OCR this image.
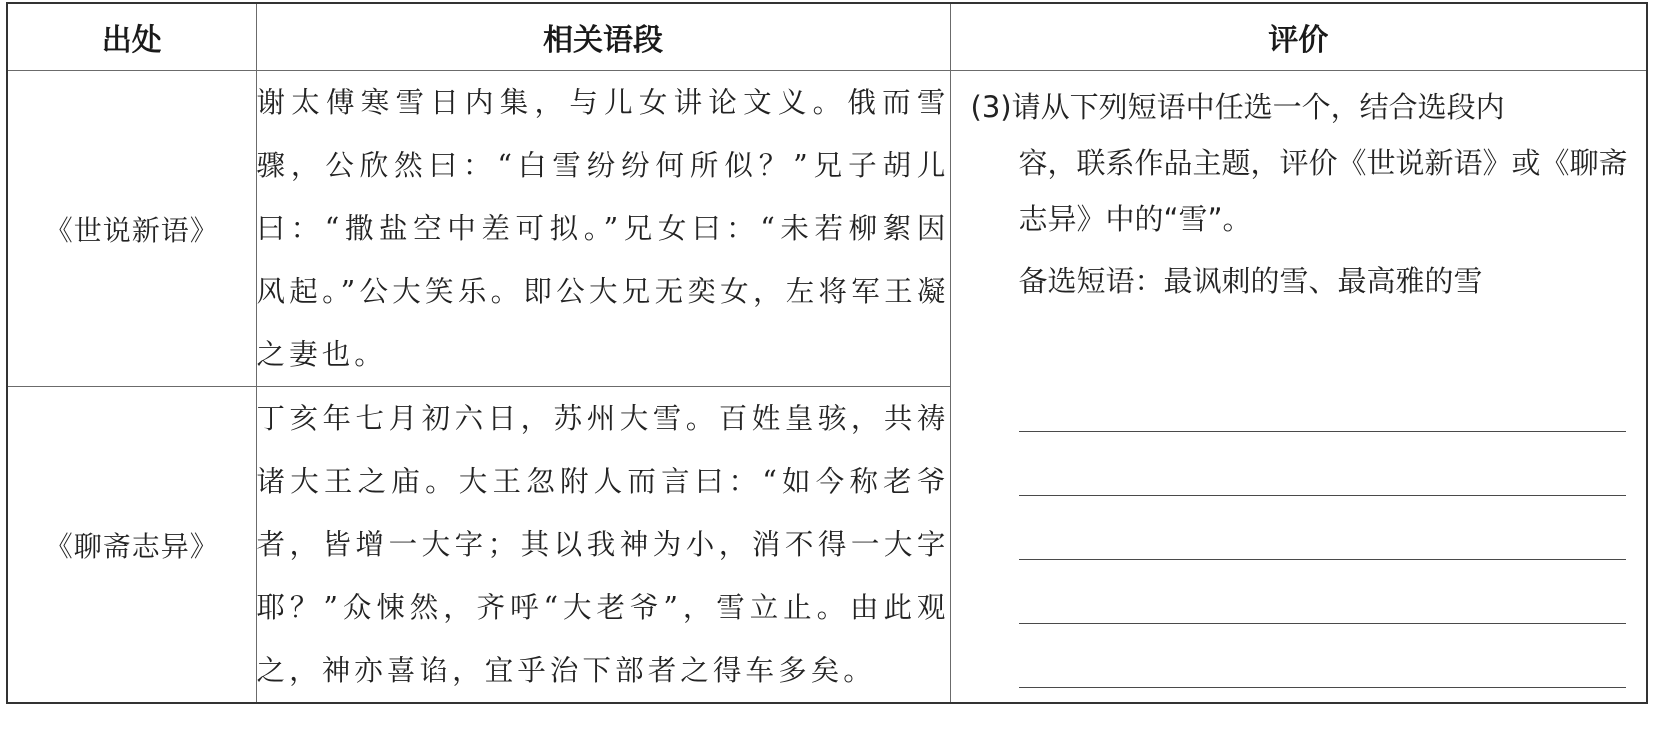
出处	相关语段	评价
《世说新语》	谢太傅寒雪日内集，与儿女讲论文义。俄而雪骤，公欣然曰：“白雪纷纷何所似？”兄子胡儿曰：“撒盐空中差可拟。”兄女曰：“未若柳絮因风起。”公大笑乐。即公大兄无奕女，左将军王凝之妻也。	(3)请从下列短语中任选一个，结合选段内
容，联系作品主题，评价《世说新语》或《聊斋志异》中的“雪”。
备选短语：最讽刺的雪、最高雅的雪

《聊斋志异》	丁亥年七月初六日，苏州大雪。百姓皇骇，共祷诸大王之庙。大王忽附人而言曰：“如今称老爷者，皆增一大字；其以我神为小，消不得一大字耶？”众悚然，齐呼“大老爷”，雪立止。由此观之，神亦喜谄，宜乎治下部者之得车多矣。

- TASK DESCRIPTION
Return the material exactly as given, apart from the pictures.

- ANSWER FOR THIS EXERCISE
OCR this image.
出处	相关语段	评价
《世说新语》	谢太傅寒雪日内集，与儿女讲论文义。俄而雪骤，公欣然曰：“白雪纷纷何所似？”兄子胡儿曰：“撒盐空中差可拟。”兄女曰：“未若柳絮因风起。”公大笑乐。即公大兄无奕女，左将军王凝之妻也。	(3)请从下列短语中任选一个，结合选段内
容，联系作品主题，评价《世说新语》或《聊斋志异》中的“雪”。
备选短语：最讽刺的雪、最高雅的雪

《聊斋志异》	丁亥年七月初六日，苏州大雪。百姓皇骇，共祷诸大王之庙。大王忽附人而言曰：“如今称老爷者，皆增一大字；其以我神为小，消不得一大字耶？”众悚然，齐呼“大老爷”，雪立止。由此观之，神亦喜谄，宜乎治下部者之得车多矣。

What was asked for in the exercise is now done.